## DO THIS
Extract the data exactly, missing nothing.

## PROVIDED ENTRIES
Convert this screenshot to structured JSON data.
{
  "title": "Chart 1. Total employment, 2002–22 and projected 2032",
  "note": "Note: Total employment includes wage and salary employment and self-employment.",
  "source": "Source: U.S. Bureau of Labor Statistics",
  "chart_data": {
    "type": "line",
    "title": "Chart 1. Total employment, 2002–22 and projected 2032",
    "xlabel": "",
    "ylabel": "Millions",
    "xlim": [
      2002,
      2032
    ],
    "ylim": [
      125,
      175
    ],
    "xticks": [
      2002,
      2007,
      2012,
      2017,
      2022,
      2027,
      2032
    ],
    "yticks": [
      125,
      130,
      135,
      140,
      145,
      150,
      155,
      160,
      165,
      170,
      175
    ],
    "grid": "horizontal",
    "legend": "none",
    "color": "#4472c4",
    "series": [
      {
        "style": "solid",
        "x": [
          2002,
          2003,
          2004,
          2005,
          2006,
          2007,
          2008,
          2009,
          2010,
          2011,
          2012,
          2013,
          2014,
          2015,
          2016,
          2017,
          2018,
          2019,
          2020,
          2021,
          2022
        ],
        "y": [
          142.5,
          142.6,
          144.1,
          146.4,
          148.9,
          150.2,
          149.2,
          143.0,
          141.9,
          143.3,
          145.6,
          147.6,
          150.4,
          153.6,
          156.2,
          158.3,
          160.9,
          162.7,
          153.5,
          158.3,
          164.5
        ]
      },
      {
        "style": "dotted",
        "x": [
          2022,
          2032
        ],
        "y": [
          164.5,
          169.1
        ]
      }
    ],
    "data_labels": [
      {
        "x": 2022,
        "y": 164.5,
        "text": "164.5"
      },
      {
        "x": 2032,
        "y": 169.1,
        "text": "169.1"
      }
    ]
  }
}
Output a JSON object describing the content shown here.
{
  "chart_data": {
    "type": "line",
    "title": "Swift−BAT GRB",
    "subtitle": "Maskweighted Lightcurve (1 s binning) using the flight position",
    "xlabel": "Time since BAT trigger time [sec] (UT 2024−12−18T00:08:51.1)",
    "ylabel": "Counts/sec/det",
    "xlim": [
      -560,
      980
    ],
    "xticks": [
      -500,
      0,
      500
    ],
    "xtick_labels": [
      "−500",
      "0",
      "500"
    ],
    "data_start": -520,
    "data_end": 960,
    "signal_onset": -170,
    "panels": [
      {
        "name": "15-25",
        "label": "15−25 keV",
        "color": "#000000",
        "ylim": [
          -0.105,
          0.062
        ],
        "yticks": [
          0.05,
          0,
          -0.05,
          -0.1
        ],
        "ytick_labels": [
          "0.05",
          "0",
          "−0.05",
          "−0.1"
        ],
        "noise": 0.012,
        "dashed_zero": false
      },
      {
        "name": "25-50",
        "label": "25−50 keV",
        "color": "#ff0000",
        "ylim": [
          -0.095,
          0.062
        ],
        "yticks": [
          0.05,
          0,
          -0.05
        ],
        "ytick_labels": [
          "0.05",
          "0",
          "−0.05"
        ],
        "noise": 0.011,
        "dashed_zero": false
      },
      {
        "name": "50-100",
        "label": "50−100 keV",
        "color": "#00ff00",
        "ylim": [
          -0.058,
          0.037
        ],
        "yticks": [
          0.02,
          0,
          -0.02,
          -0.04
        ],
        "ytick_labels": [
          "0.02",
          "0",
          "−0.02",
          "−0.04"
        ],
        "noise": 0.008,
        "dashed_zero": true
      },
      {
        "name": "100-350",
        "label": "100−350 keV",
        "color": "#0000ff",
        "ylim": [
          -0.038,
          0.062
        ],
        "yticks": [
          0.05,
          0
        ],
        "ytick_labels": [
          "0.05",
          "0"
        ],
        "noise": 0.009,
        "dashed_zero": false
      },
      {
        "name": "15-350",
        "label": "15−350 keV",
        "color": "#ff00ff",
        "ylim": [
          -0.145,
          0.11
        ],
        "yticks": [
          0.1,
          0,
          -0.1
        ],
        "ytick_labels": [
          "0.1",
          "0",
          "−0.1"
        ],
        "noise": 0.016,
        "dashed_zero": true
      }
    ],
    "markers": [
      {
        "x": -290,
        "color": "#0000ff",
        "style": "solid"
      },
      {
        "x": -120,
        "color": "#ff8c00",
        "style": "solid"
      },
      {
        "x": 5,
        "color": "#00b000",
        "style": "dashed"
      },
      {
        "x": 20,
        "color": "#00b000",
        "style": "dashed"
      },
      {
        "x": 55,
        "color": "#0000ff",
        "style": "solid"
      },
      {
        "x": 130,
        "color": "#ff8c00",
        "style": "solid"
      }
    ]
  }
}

## RESULT
Convert this screenshot to structured JSON data.
{
  "title": "Chart 1. Total employment, 2002–22 and projected 2032",
  "note": "Note: Total employment includes wage and salary employment and self-employment.",
  "source": "Source: U.S. Bureau of Labor Statistics",
  "chart_data": {
    "type": "line",
    "title": "Chart 1. Total employment, 2002–22 and projected 2032",
    "xlabel": "",
    "ylabel": "Millions",
    "xlim": [
      2002,
      2032
    ],
    "ylim": [
      125,
      175
    ],
    "xticks": [
      2002,
      2007,
      2012,
      2017,
      2022,
      2027,
      2032
    ],
    "yticks": [
      125,
      130,
      135,
      140,
      145,
      150,
      155,
      160,
      165,
      170,
      175
    ],
    "grid": "horizontal",
    "legend": "none",
    "color": "#4472c4",
    "series": [
      {
        "style": "solid",
        "x": [
          2002,
          2003,
          2004,
          2005,
          2006,
          2007,
          2008,
          2009,
          2010,
          2011,
          2012,
          2013,
          2014,
          2015,
          2016,
          2017,
          2018,
          2019,
          2020,
          2021,
          2022
        ],
        "y": [
          142.5,
          142.6,
          144.1,
          146.4,
          148.9,
          150.2,
          149.2,
          143.0,
          141.9,
          143.3,
          145.6,
          147.6,
          150.4,
          153.6,
          156.2,
          158.3,
          160.9,
          162.7,
          153.5,
          158.3,
          164.5
        ]
      },
      {
        "style": "dotted",
        "x": [
          2022,
          2032
        ],
        "y": [
          164.5,
          169.1
        ]
      }
    ],
    "data_labels": [
      {
        "x": 2022,
        "y": 164.5,
        "text": "164.5"
      },
      {
        "x": 2032,
        "y": 169.1,
        "text": "169.1"
      }
    ]
  }
}
Output a JSON object describing the content shown here.
{
  "chart_data": {
    "type": "line",
    "title": "Swift−BAT GRB",
    "subtitle": "Maskweighted Lightcurve (1 s binning) using the flight position",
    "xlabel": "Time since BAT trigger time [sec] (UT 2024−12−18T00:08:51.1)",
    "ylabel": "Counts/sec/det",
    "xlim": [
      -560,
      980
    ],
    "xticks": [
      -500,
      0,
      500
    ],
    "xtick_labels": [
      "−500",
      "0",
      "500"
    ],
    "data_start": -520,
    "data_end": 960,
    "signal_onset": -170,
    "panels": [
      {
        "name": "15-25",
        "label": "15−25 keV",
        "color": "#000000",
        "ylim": [
          -0.105,
          0.062
        ],
        "yticks": [
          0.05,
          0,
          -0.05,
          -0.1
        ],
        "ytick_labels": [
          "0.05",
          "0",
          "−0.05",
          "−0.1"
        ],
        "noise": 0.012,
        "dashed_zero": false
      },
      {
        "name": "25-50",
        "label": "25−50 keV",
        "color": "#ff0000",
        "ylim": [
          -0.095,
          0.062
        ],
        "yticks": [
          0.05,
          0,
          -0.05
        ],
        "ytick_labels": [
          "0.05",
          "0",
          "−0.05"
        ],
        "noise": 0.011,
        "dashed_zero": false
      },
      {
        "name": "50-100",
        "label": "50−100 keV",
        "color": "#00ff00",
        "ylim": [
          -0.058,
          0.037
        ],
        "yticks": [
          0.02,
          0,
          -0.02,
          -0.04
        ],
        "ytick_labels": [
          "0.02",
          "0",
          "−0.02",
          "−0.04"
        ],
        "noise": 0.008,
        "dashed_zero": true
      },
      {
        "name": "100-350",
        "label": "100−350 keV",
        "color": "#0000ff",
        "ylim": [
          -0.038,
          0.062
        ],
        "yticks": [
          0.05,
          0
        ],
        "ytick_labels": [
          "0.05",
          "0"
        ],
        "noise": 0.009,
        "dashed_zero": false
      },
      {
        "name": "15-350",
        "label": "15−350 keV",
        "color": "#ff00ff",
        "ylim": [
          -0.145,
          0.11
        ],
        "yticks": [
          0.1,
          0,
          -0.1
        ],
        "ytick_labels": [
          "0.1",
          "0",
          "−0.1"
        ],
        "noise": 0.016,
        "dashed_zero": true
      }
    ],
    "markers": [
      {
        "x": -290,
        "color": "#0000ff",
        "style": "solid"
      },
      {
        "x": -120,
        "color": "#ff8c00",
        "style": "solid"
      },
      {
        "x": 5,
        "color": "#00b000",
        "style": "dashed"
      },
      {
        "x": 20,
        "color": "#00b000",
        "style": "dashed"
      },
      {
        "x": 55,
        "color": "#0000ff",
        "style": "solid"
      },
      {
        "x": 130,
        "color": "#ff8c00",
        "style": "solid"
      }
    ]
  }
}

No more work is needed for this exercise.